▸ **What the task requires**
Here are some records. Copy each one exactly.

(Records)
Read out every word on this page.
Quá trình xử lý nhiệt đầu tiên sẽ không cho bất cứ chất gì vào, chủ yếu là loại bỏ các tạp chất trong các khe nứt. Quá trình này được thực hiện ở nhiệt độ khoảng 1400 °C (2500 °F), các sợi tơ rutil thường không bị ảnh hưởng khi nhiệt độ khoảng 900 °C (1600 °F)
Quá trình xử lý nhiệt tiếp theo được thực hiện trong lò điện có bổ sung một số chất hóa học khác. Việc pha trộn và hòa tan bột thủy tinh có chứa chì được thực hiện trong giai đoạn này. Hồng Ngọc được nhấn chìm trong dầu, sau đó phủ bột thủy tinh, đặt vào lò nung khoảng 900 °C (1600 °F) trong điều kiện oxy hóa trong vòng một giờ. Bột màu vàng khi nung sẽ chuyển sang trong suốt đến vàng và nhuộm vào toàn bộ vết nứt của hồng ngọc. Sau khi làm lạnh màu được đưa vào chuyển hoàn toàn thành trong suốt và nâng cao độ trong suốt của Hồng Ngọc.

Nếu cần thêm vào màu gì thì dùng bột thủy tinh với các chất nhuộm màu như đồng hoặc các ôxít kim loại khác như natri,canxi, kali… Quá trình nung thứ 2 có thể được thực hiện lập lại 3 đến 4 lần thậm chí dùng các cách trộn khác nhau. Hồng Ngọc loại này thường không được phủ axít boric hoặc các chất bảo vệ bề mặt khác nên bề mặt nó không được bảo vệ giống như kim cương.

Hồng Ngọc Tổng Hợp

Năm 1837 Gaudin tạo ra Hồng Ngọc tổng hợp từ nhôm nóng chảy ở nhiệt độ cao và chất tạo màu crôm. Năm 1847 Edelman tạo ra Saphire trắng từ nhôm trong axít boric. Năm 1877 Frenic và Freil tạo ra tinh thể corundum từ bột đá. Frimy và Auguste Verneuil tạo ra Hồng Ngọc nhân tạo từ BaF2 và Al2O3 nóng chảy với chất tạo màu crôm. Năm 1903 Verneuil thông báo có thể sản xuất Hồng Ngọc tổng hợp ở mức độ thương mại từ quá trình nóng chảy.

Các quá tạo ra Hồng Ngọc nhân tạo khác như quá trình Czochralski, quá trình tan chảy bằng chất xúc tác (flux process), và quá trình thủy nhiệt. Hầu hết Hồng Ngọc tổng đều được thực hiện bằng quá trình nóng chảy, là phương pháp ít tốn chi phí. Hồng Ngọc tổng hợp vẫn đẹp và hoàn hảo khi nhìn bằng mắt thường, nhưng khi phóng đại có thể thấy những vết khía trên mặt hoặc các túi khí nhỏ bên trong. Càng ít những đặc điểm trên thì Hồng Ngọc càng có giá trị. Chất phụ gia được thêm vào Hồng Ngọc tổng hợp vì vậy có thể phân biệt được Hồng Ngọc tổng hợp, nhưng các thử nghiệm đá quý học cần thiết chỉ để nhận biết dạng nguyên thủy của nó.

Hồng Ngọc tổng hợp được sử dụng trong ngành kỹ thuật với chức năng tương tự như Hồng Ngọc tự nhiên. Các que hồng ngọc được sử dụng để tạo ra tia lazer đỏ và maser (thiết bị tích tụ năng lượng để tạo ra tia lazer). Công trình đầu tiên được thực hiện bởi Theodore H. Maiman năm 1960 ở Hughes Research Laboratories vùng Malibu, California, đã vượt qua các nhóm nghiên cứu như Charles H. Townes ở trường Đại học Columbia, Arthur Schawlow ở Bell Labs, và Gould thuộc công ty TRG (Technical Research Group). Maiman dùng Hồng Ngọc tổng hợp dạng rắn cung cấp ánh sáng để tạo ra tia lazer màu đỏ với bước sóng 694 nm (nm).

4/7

▸ **Output for this task**
Read out every word on this page.
Quá trình xử lý nhiệt đầu tiên sẽ không cho bất cứ chất gì vào, chủ yếu là loại bỏ các tạp chất trong các khe nứt. Quá trình này được thực hiện ở nhiệt độ khoảng 1400 °C (2500 °F), các sợi tơ rutil thường không bị ảnh hưởng khi nhiệt độ khoảng 900 °C (1600 °F)
Quá trình xử lý nhiệt tiếp theo được thực hiện trong lò điện có bổ sung một số chất hóa học khác. Việc pha trộn và hòa tan bột thủy tinh có chứa chì được thực hiện trong giai đoạn này. Hồng Ngọc được nhấn chìm trong dầu, sau đó phủ bột thủy tinh, đặt vào lò nung khoảng 900 °C (1600 °F) trong điều kiện oxy hóa trong vòng một giờ. Bột màu vàng khi nung sẽ chuyển sang trong suốt đến vàng và nhuộm vào toàn bộ vết nứt của hồng ngọc. Sau khi làm lạnh màu được đưa vào chuyển hoàn toàn thành trong suốt và nâng cao độ trong suốt của Hồng Ngọc.

Nếu cần thêm vào màu gì thì dùng bột thủy tinh với các chất nhuộm màu như đồng hoặc các ôxít kim loại khác như natri,canxi, kali… Quá trình nung thứ 2 có thể được thực hiện lập lại 3 đến 4 lần thậm chí dùng các cách trộn khác nhau. Hồng Ngọc loại này thường không được phủ axít boric hoặc các chất bảo vệ bề mặt khác nên bề mặt nó không được bảo vệ giống như kim cương.

Hồng Ngọc Tổng Hợp

Năm 1837 Gaudin tạo ra Hồng Ngọc tổng hợp từ nhôm nóng chảy ở nhiệt độ cao và chất tạo màu crôm. Năm 1847 Edelman tạo ra Saphire trắng từ nhôm trong axít boric. Năm 1877 Frenic và Freil tạo ra tinh thể corundum từ bột đá. Frimy và Auguste Verneuil tạo ra Hồng Ngọc nhân tạo từ BaF2 và Al2O3 nóng chảy với chất tạo màu crôm. Năm 1903 Verneuil thông báo có thể sản xuất Hồng Ngọc tổng hợp ở mức độ thương mại từ quá trình nóng chảy.

Các quá tạo ra Hồng Ngọc nhân tạo khác như quá trình Czochralski, quá trình tan chảy bằng chất xúc tác (flux process), và quá trình thủy nhiệt. Hầu hết Hồng Ngọc tổng đều được thực hiện bằng quá trình nóng chảy, là phương pháp ít tốn chi phí. Hồng Ngọc tổng hợp vẫn đẹp và hoàn hảo khi nhìn bằng mắt thường, nhưng khi phóng đại có thể thấy những vết khía trên mặt hoặc các túi khí nhỏ bên trong. Càng ít những đặc điểm trên thì Hồng Ngọc càng có giá trị. Chất phụ gia được thêm vào Hồng Ngọc tổng hợp vì vậy có thể phân biệt được Hồng Ngọc tổng hợp, nhưng các thử nghiệm đá quý học cần thiết chỉ để nhận biết dạng nguyên thủy của nó.

Hồng Ngọc tổng hợp được sử dụng trong ngành kỹ thuật với chức năng tương tự như Hồng Ngọc tự nhiên. Các que hồng ngọc được sử dụng để tạo ra tia lazer đỏ và maser (thiết bị tích tụ năng lượng để tạo ra tia lazer). Công trình đầu tiên được thực hiện bởi Theodore H. Maiman năm 1960 ở Hughes Research Laboratories vùng Malibu, California, đã vượt qua các nhóm nghiên cứu như Charles H. Townes ở trường Đại học Columbia, Arthur Schawlow ở Bell Labs, và Gould thuộc công ty TRG (Technical Research Group). Maiman dùng Hồng Ngọc tổng hợp dạng rắn cung cấp ánh sáng để tạo ra tia lazer màu đỏ với bước sóng 694 nm (nm).

4/7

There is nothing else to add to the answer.